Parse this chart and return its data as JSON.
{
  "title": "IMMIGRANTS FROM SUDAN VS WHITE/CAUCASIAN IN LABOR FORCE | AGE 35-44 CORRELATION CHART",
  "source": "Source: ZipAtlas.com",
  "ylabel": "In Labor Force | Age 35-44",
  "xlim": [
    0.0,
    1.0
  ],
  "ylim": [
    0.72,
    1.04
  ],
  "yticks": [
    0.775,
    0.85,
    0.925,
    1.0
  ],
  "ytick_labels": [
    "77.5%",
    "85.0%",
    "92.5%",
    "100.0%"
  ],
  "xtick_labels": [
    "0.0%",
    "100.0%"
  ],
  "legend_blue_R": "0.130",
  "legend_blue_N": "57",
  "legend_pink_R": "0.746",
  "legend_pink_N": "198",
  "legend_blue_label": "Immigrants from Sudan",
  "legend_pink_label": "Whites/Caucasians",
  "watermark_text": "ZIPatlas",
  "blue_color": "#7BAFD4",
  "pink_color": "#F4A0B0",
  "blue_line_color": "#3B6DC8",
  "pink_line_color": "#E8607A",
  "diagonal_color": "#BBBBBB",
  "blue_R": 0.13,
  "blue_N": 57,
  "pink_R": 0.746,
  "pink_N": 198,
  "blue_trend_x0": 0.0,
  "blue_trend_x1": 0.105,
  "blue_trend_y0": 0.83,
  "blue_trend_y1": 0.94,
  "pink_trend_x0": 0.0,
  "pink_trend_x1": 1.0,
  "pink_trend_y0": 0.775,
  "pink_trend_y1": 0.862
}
==*==
» **WRITTEN TASK**:
Retype the material in full. Each word must match.

» **ANSWER TO THE TASK**:
Parse this chart and return its data as JSON.
{
  "title": "IMMIGRANTS FROM SUDAN VS WHITE/CAUCASIAN IN LABOR FORCE | AGE 35-44 CORRELATION CHART",
  "source": "Source: ZipAtlas.com",
  "ylabel": "In Labor Force | Age 35-44",
  "xlim": [
    0.0,
    1.0
  ],
  "ylim": [
    0.72,
    1.04
  ],
  "yticks": [
    0.775,
    0.85,
    0.925,
    1.0
  ],
  "ytick_labels": [
    "77.5%",
    "85.0%",
    "92.5%",
    "100.0%"
  ],
  "xtick_labels": [
    "0.0%",
    "100.0%"
  ],
  "legend_blue_R": "0.130",
  "legend_blue_N": "57",
  "legend_pink_R": "0.746",
  "legend_pink_N": "198",
  "legend_blue_label": "Immigrants from Sudan",
  "legend_pink_label": "Whites/Caucasians",
  "watermark_text": "ZIPatlas",
  "blue_color": "#7BAFD4",
  "pink_color": "#F4A0B0",
  "blue_line_color": "#3B6DC8",
  "pink_line_color": "#E8607A",
  "diagonal_color": "#BBBBBB",
  "blue_R": 0.13,
  "blue_N": 57,
  "pink_R": 0.746,
  "pink_N": 198,
  "blue_trend_x0": 0.0,
  "blue_trend_x1": 0.105,
  "blue_trend_y0": 0.83,
  "blue_trend_y1": 0.94,
  "pink_trend_x0": 0.0,
  "pink_trend_x1": 1.0,
  "pink_trend_y0": 0.775,
  "pink_trend_y1": 0.862
}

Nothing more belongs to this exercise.